Problem to solve: Carry none of the pictures over; set down the material below exactly.
▬▬▬▬▬▬
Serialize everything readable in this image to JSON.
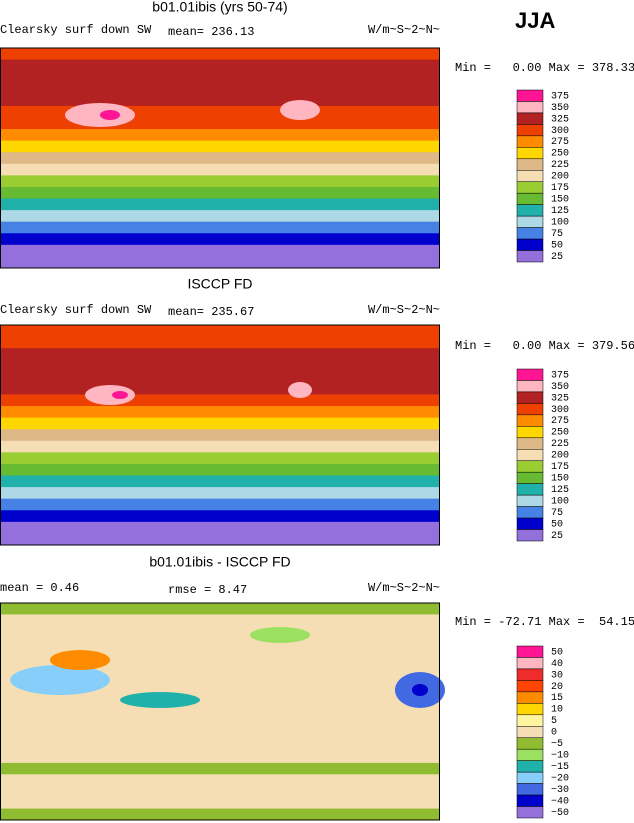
{
  "season": "JJA",
  "panels": [
    {
      "title": "b01.01ibis (yrs 50-74)",
      "left_label": "Clearsky surf down SW",
      "stat": "mean= 236.13",
      "units": "W/m~S~2~N~",
      "range": "Min =   0.00 Max = 378.33",
      "colorbar": {
        "labels": [
          "375",
          "350",
          "325",
          "300",
          "275",
          "250",
          "225",
          "200",
          "175",
          "150",
          "125",
          "100",
          "75",
          "50",
          "25"
        ],
        "colors": [
          "#ff1493",
          "#ffb6c1",
          "#b22222",
          "#ee4000",
          "#ff8c00",
          "#ffd700",
          "#deb887",
          "#f5deb3",
          "#9acd32",
          "#66bb33",
          "#20b2aa",
          "#add8e6",
          "#4682e6",
          "#0000cd",
          "#9370db"
        ]
      }
    },
    {
      "title": "ISCCP FD",
      "left_label": "Clearsky surf down SW",
      "stat": "mean= 235.67",
      "units": "W/m~S~2~N~",
      "range": "Min =   0.00 Max = 379.56",
      "colorbar": {
        "labels": [
          "375",
          "350",
          "325",
          "300",
          "275",
          "250",
          "225",
          "200",
          "175",
          "150",
          "125",
          "100",
          "75",
          "50",
          "25"
        ],
        "colors": [
          "#ff1493",
          "#ffb6c1",
          "#b22222",
          "#ee4000",
          "#ff8c00",
          "#ffd700",
          "#deb887",
          "#f5deb3",
          "#9acd32",
          "#66bb33",
          "#20b2aa",
          "#add8e6",
          "#4682e6",
          "#0000cd",
          "#9370db"
        ]
      }
    },
    {
      "title": "b01.01ibis - ISCCP FD",
      "left_label": "mean =   0.46",
      "stat": "rmse =   8.47",
      "units": "W/m~S~2~N~",
      "range": "Min = -72.71 Max =  54.15",
      "colorbar": {
        "labels": [
          "50",
          "40",
          "30",
          "20",
          "15",
          "10",
          "5",
          "0",
          "−5",
          "−10",
          "−15",
          "−20",
          "−30",
          "−40",
          "−50"
        ],
        "colors": [
          "#ff1493",
          "#ffb6c1",
          "#ee2c2c",
          "#ff4500",
          "#ff8c00",
          "#ffd700",
          "#fff5a0",
          "#f5deb3",
          "#8fbc30",
          "#9be060",
          "#20b2aa",
          "#87cefa",
          "#4169e1",
          "#0000cd",
          "#9370db"
        ]
      }
    }
  ]
}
▬▬▬▬▬▬
Correct result:
Serialize everything readable in this image to JSON.
{
  "season": "JJA",
  "panels": [
    {
      "title": "b01.01ibis (yrs 50-74)",
      "left_label": "Clearsky surf down SW",
      "stat": "mean= 236.13",
      "units": "W/m~S~2~N~",
      "range": "Min =   0.00 Max = 378.33",
      "colorbar": {
        "labels": [
          "375",
          "350",
          "325",
          "300",
          "275",
          "250",
          "225",
          "200",
          "175",
          "150",
          "125",
          "100",
          "75",
          "50",
          "25"
        ],
        "colors": [
          "#ff1493",
          "#ffb6c1",
          "#b22222",
          "#ee4000",
          "#ff8c00",
          "#ffd700",
          "#deb887",
          "#f5deb3",
          "#9acd32",
          "#66bb33",
          "#20b2aa",
          "#add8e6",
          "#4682e6",
          "#0000cd",
          "#9370db"
        ]
      }
    },
    {
      "title": "ISCCP FD",
      "left_label": "Clearsky surf down SW",
      "stat": "mean= 235.67",
      "units": "W/m~S~2~N~",
      "range": "Min =   0.00 Max = 379.56",
      "colorbar": {
        "labels": [
          "375",
          "350",
          "325",
          "300",
          "275",
          "250",
          "225",
          "200",
          "175",
          "150",
          "125",
          "100",
          "75",
          "50",
          "25"
        ],
        "colors": [
          "#ff1493",
          "#ffb6c1",
          "#b22222",
          "#ee4000",
          "#ff8c00",
          "#ffd700",
          "#deb887",
          "#f5deb3",
          "#9acd32",
          "#66bb33",
          "#20b2aa",
          "#add8e6",
          "#4682e6",
          "#0000cd",
          "#9370db"
        ]
      }
    },
    {
      "title": "b01.01ibis - ISCCP FD",
      "left_label": "mean =   0.46",
      "stat": "rmse =   8.47",
      "units": "W/m~S~2~N~",
      "range": "Min = -72.71 Max =  54.15",
      "colorbar": {
        "labels": [
          "50",
          "40",
          "30",
          "20",
          "15",
          "10",
          "5",
          "0",
          "−5",
          "−10",
          "−15",
          "−20",
          "−30",
          "−40",
          "−50"
        ],
        "colors": [
          "#ff1493",
          "#ffb6c1",
          "#ee2c2c",
          "#ff4500",
          "#ff8c00",
          "#ffd700",
          "#fff5a0",
          "#f5deb3",
          "#8fbc30",
          "#9be060",
          "#20b2aa",
          "#87cefa",
          "#4169e1",
          "#0000cd",
          "#9370db"
        ]
      }
    }
  ]
}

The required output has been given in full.